__DATA FOR THE TASK__
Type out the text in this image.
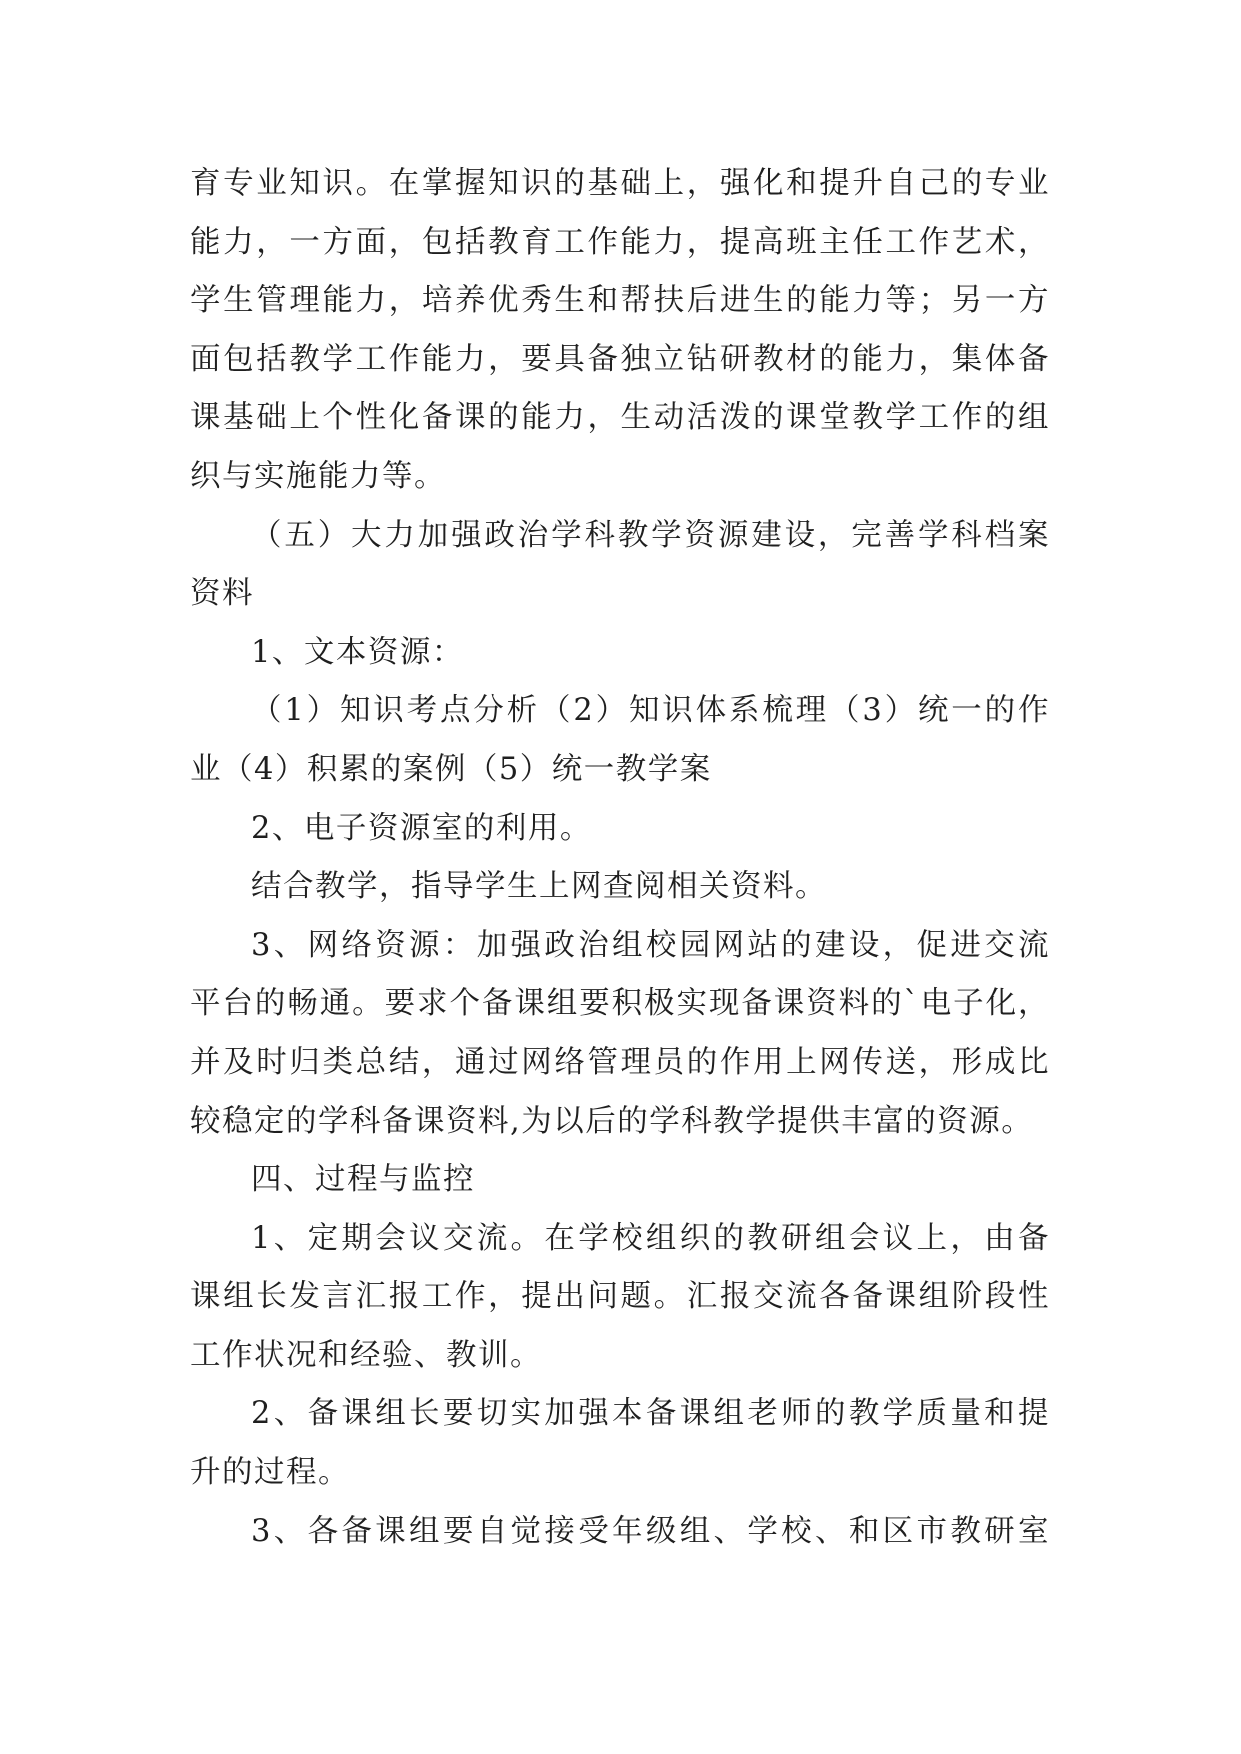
育专业知识。在掌握知识的基础上，强化和提升自己的专业
能力，一方面，包括教育工作能力，提高班主任工作艺术，
学生管理能力，培养优秀生和帮扶后进生的能力等；另一方
面包括教学工作能力，要具备独立钻研教材的能力，集体备
课基础上个性化备课的能力，生动活泼的课堂教学工作的组
织与实施能力等。

（五）大力加强政治学科教学资源建设，完善学科档案
资料

1、文本资源：

（1）知识考点分析（2）知识体系梳理（3）统一的作
业（4）积累的案例（5）统一教学案

2、电子资源室的利用。

结合教学，指导学生上网查阅相关资料。

3、网络资源：加强政治组校园网站的建设，促进交流
平台的畅通。要求个备课组要积极实现备课资料的`电子化，
并及时归类总结，通过网络管理员的作用上网传送，形成比
较稳定的学科备课资料,为以后的学科教学提供丰富的资源。

四、过程与监控

1、定期会议交流。在学校组织的教研组会议上，由备
课组长发言汇报工作，提出问题。汇报交流各备课组阶段性
工作状况和经验、教训。

2、备课组长要切实加强本备课组老师的教学质量和提
升的过程。

3、各备课组要自觉接受年级组、学校、和区市教研室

__CHALLENGE__
Please write out all of the material above without changing a word, and omit any pictures.

__TASK RESPONSE__
Type out the text in this image.
育专业知识。在掌握知识的基础上，强化和提升自己的专业
能力，一方面，包括教育工作能力，提高班主任工作艺术，
学生管理能力，培养优秀生和帮扶后进生的能力等；另一方
面包括教学工作能力，要具备独立钻研教材的能力，集体备
课基础上个性化备课的能力，生动活泼的课堂教学工作的组
织与实施能力等。

（五）大力加强政治学科教学资源建设，完善学科档案
资料

1、文本资源：

（1）知识考点分析（2）知识体系梳理（3）统一的作
业（4）积累的案例（5）统一教学案

2、电子资源室的利用。

结合教学，指导学生上网查阅相关资料。

3、网络资源：加强政治组校园网站的建设，促进交流
平台的畅通。要求个备课组要积极实现备课资料的`电子化，
并及时归类总结，通过网络管理员的作用上网传送，形成比
较稳定的学科备课资料,为以后的学科教学提供丰富的资源。

四、过程与监控

1、定期会议交流。在学校组织的教研组会议上，由备
课组长发言汇报工作，提出问题。汇报交流各备课组阶段性
工作状况和经验、教训。

2、备课组长要切实加强本备课组老师的教学质量和提
升的过程。

3、各备课组要自觉接受年级组、学校、和区市教研室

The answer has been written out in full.